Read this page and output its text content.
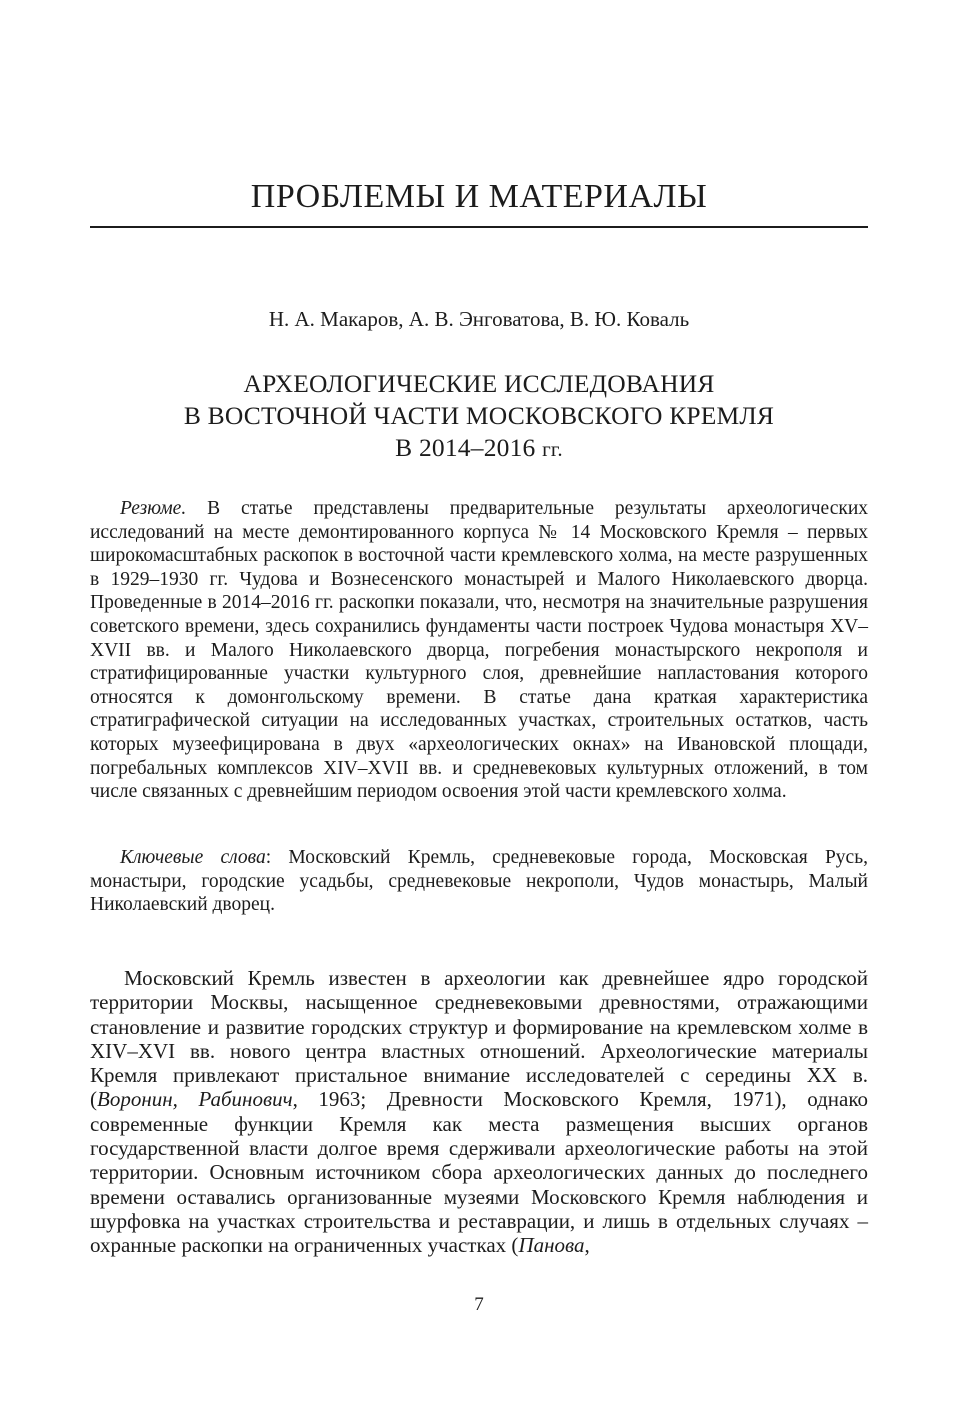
ПРОБЛЕМЫ И МАТЕРИАЛЫ

Н. А. Макаров, А. В. Энговатова, В. Ю. Коваль

АРХЕОЛОГИЧЕСКИЕ ИССЛЕДОВАНИЯ
В ВОСТОЧНОЙ ЧАСТИ МОСКОВСКОГО КРЕМЛЯ
В 2014–2016 гг.

Резюме. В статье представлены предварительные результаты археологических исследований на месте демонтированного корпуса № 14 Московского Кремля – первых широкомасштабных раскопок в восточной части кремлевского холма, на месте разрушенных в 1929–1930 гг. Чудова и Вознесенского монастырей и Малого Николаевского дворца. Проведенные в 2014–2016 гг. раскопки показали, что, несмотря на значительные разрушения советского времени, здесь сохранились фундаменты части построек Чудова монастыря XV–XVII вв. и Малого Николаевского дворца, погребения монастырского некрополя и стратифицированные участки культурного слоя, древнейшие напластования которого относятся к домонгольскому времени. В статье дана краткая характеристика стратиграфической ситуации на исследованных участках, строительных остатков, часть которых музеефицирована в двух «археологических окнах» на Ивановской площади, погребальных комплексов XIV–XVII вв. и средневековых культурных отложений, в том числе связанных с древнейшим периодом освоения этой части кремлевского холма.

Ключевые слова: Московский Кремль, средневековые города, Московская Русь, монастыри, городские усадьбы, средневековые некрополи, Чудов монастырь, Малый Николаевский дворец.

Московский Кремль известен в археологии как древнейшее ядро городской территории Москвы, насыщенное средневековыми древностями, отражающими становление и развитие городских структур и формирование на кремлевском холме в XIV–XVI вв. нового центра властных отношений. Археологические материалы Кремля привлекают пристальное внимание исследователей с середины XX в. (Воронин, Рабинович, 1963; Древности Московского Кремля, 1971), однако современные функции Кремля как места размещения высших органов государственной власти долгое время сдерживали археологические работы на этой территории. Основным источником сбора археологических данных до последнего времени оставались организованные музеями Московского Кремля наблюдения и шурфовка на участках строительства и реставрации, и лишь в отдельных случаях – охранные раскопки на ограниченных участках (Панова,

7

** SHORT PROBLEM **
Gather all lines with the string "Кремль" from the data.

** CORRECT OUTPUT **
Ключевые слова: Московский Кремль, средневековые города, Московская Русь, монастыри, городские усадьбы, средневековые некрополи, Чудов монастырь, Малый Николаевский дворец.
Московский Кремль известен в археологии как древнейшее ядро городской территории Москвы, насыщенное средневековыми древностями, отражающими становление и развитие городских структур и формирование на кремлевском холме в XIV–XVI вв. нового центра властных отношений. Археологические материалы Кремля привлекают пристальное внимание исследователей с середины XX в. (Воронин, Рабинович, 1963; Древности Московского Кремля, 1971), однако современные функции Кремля как места размещения высших органов государственной власти долгое время сдерживали археологические работы на этой территории. Основным источником сбора археологических данных до последнего времени оставались организованные музеями Московского Кремля наблюдения и шурфовка на участках строительства и реставрации, и лишь в отдельных случаях – охранные раскопки на ограниченных участках (Панова,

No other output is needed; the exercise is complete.